> **Your task**
Select from the data all lines with the word "mzdy".

****************************************

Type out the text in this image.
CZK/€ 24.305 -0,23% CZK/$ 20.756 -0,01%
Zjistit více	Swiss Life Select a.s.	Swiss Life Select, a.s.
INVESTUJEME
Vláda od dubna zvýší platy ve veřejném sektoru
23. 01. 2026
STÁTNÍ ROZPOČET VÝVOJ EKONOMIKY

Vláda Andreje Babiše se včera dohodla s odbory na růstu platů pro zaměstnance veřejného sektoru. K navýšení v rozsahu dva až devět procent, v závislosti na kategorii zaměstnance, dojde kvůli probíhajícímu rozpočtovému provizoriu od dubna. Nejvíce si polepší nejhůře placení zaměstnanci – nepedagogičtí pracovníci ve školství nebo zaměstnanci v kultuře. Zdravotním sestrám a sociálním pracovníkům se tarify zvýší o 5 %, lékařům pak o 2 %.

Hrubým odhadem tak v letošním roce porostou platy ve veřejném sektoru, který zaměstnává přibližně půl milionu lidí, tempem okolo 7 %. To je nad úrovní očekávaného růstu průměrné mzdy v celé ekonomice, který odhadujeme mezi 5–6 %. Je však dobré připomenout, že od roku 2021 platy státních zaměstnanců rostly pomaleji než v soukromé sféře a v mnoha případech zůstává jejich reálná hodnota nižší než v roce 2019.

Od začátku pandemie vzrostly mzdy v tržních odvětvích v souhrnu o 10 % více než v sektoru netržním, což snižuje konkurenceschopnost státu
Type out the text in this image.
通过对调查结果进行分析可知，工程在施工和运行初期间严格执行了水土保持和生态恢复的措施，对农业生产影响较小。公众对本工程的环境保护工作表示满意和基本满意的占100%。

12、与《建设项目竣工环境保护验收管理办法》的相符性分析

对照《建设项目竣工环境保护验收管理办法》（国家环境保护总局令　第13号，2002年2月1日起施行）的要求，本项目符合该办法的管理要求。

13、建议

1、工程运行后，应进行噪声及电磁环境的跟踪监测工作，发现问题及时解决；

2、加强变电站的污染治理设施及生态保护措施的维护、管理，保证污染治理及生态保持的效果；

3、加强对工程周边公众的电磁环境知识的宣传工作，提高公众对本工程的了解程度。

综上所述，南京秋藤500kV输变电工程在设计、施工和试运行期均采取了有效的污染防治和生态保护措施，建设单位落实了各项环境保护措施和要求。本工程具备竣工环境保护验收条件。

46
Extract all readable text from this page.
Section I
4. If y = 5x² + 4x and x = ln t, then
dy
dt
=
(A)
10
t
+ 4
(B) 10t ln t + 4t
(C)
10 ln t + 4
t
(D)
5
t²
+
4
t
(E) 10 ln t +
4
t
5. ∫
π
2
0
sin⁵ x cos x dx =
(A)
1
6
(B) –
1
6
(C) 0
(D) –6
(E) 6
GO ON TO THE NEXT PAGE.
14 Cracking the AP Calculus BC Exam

****************************************

> **Exercise response**
Hrubým odhadem tak v letošním roce porostou platy ve veřejném sektoru, který zaměstnává přibližně půl milionu lidí, tempem okolo 7 %. To je nad úrovní očekávaného růstu průměrné mzdy v celé ekonomice, který odhadujeme mezi 5–6 %. Je však dobré připomenout, že od roku 2021 platy státních zaměstnanců rostly pomaleji než v soukromé sféře a v mnoha případech zůstává jejich reálná hodnota nižší než v roce 2019.
Od začátku pandemie vzrostly mzdy v tržních odvětvích v souhrnu o 10 % více než v sektoru netržním, což snižuje konkurenceschopnost státu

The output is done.